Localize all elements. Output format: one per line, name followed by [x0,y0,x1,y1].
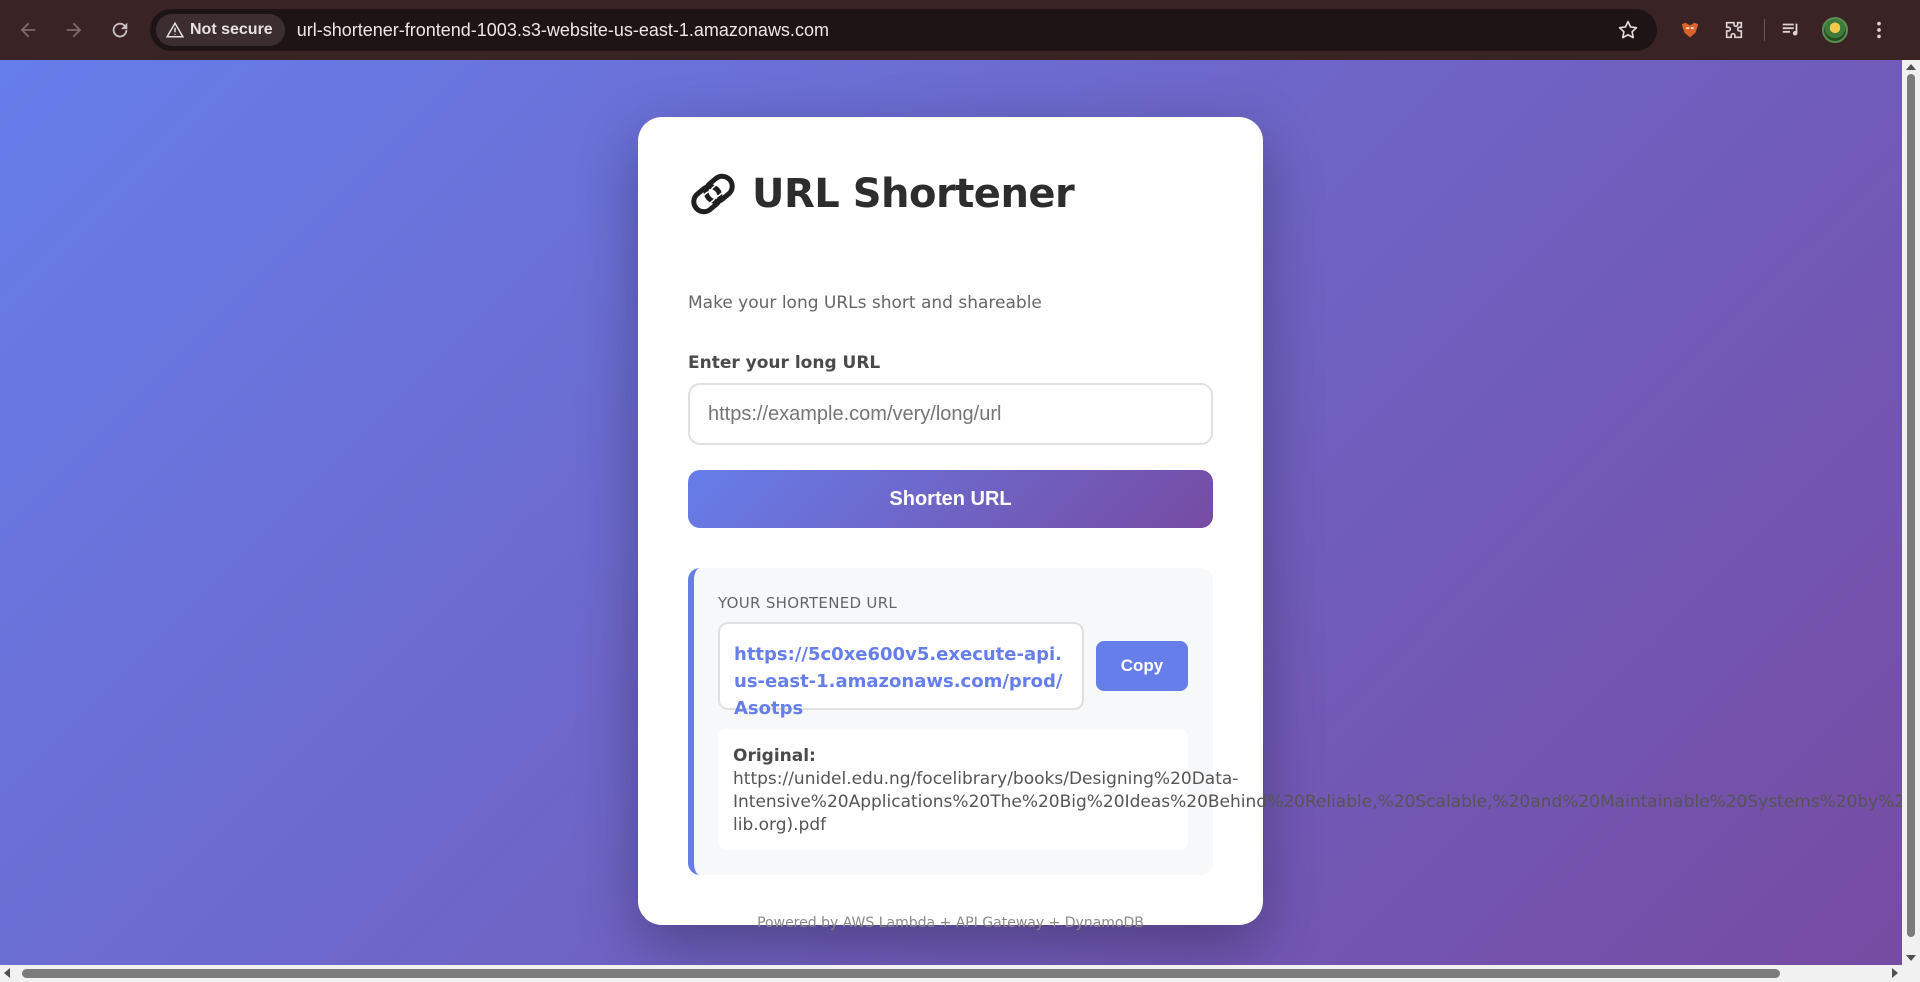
result-panel: YOUR SHORTENED URL https://5c0xe600v5.ex… [688,568,1902,875]
original-url-title: Original: [733,746,816,766]
toolbar-right [1672,12,1905,48]
media-icon [1782,23,1798,36]
copy-button[interactable]: Copy [1096,641,1188,691]
extension-icon [1681,22,1699,38]
scroll-right-icon[interactable] [1892,968,1898,978]
kebab-menu-icon [1877,21,1881,39]
toolbar-separator [1764,19,1765,41]
security-chip-label: Not secure [190,21,273,38]
back-icon [20,22,36,38]
original-url-box: Original: https://unidel.edu.ng/focelibr… [718,729,1902,850]
extension-button[interactable] [1672,12,1708,48]
warning-icon [166,21,184,38]
address-bar[interactable]: Not secure url-shortener-frontend-1003.s… [150,9,1657,51]
page-viewport: URL Shortener Make your long URLs short … [0,60,1902,965]
back-button[interactable] [6,8,50,52]
short-url-box: https://5c0xe600v5.execute-api.us-east-1… [718,622,1084,719]
scroll-up-icon[interactable] [1906,64,1916,70]
profile-button[interactable] [1817,12,1853,48]
shortener-card: URL Shortener Make your long URLs short … [638,117,1902,931]
extensions-menu-button[interactable] [1716,12,1752,48]
puzzle-icon [1725,21,1743,39]
horizontal-scroll-thumb[interactable] [22,969,1780,978]
long-url-input[interactable] [688,383,1213,445]
page-title: URL Shortener [752,171,1075,217]
avatar [1822,17,1848,43]
page-subtitle: Make your long URLs short and shareable [688,293,1042,313]
shorten-url-button[interactable]: Shorten URL [688,470,1213,528]
original-url-line-3: lib.org).pdf [733,815,827,835]
title-row: URL Shortener [688,169,1075,219]
url-input-label: Enter your long URL [688,353,881,373]
address-text[interactable]: url-shortener-frontend-1003.s3-website-u… [297,20,829,41]
original-url-line-2: Intensive%20Applications%20The%20Big%20I… [733,792,1902,812]
forward-icon [66,22,82,38]
short-url-link[interactable]: https://5c0xe600v5.execute-api.us-east-1… [734,641,1068,722]
star-icon[interactable] [1617,19,1639,41]
link-icon [691,173,735,215]
scroll-down-icon[interactable] [1906,955,1916,961]
horizontal-scrollbar[interactable] [0,965,1920,982]
menu-button[interactable] [1861,12,1897,48]
browser-toolbar: Not secure url-shortener-frontend-1003.s… [0,0,1920,60]
media-controls-button[interactable] [1773,12,1809,48]
vertical-scrollbar[interactable] [1902,60,1920,965]
forward-button[interactable] [52,8,96,52]
reload-button[interactable] [98,8,142,52]
original-url-line-1: https://unidel.edu.ng/focelibrary/books/… [733,769,1239,789]
powered-by-footer: Powered by AWS Lambda + API Gateway + Dy… [757,915,1144,931]
reload-icon [112,22,128,38]
security-chip[interactable]: Not secure [156,14,285,46]
result-label: YOUR SHORTENED URL [718,594,898,612]
scroll-left-icon[interactable] [4,968,10,978]
vertical-scroll-thumb[interactable] [1907,74,1915,937]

Given problem:
Reproduce the lines between the line holding "result-panel: YOUR SHORTENED" and the line holding "toolbar-separator [1764,19,1765,41]", inclusive.

Right answer:
result-panel: YOUR SHORTENED URL https://5c0xe600v5.ex… [688,568,1902,875]
original-url-title: Original: [733,746,816,766]
toolbar-right [1672,12,1905,48]
media-icon [1782,23,1798,36]
copy-button[interactable]: Copy [1096,641,1188,691]
extension-icon [1681,22,1699,38]
scroll-right-icon[interactable] [1892,968,1898,978]
kebab-menu-icon [1877,21,1881,39]
toolbar-separator [1764,19,1765,41]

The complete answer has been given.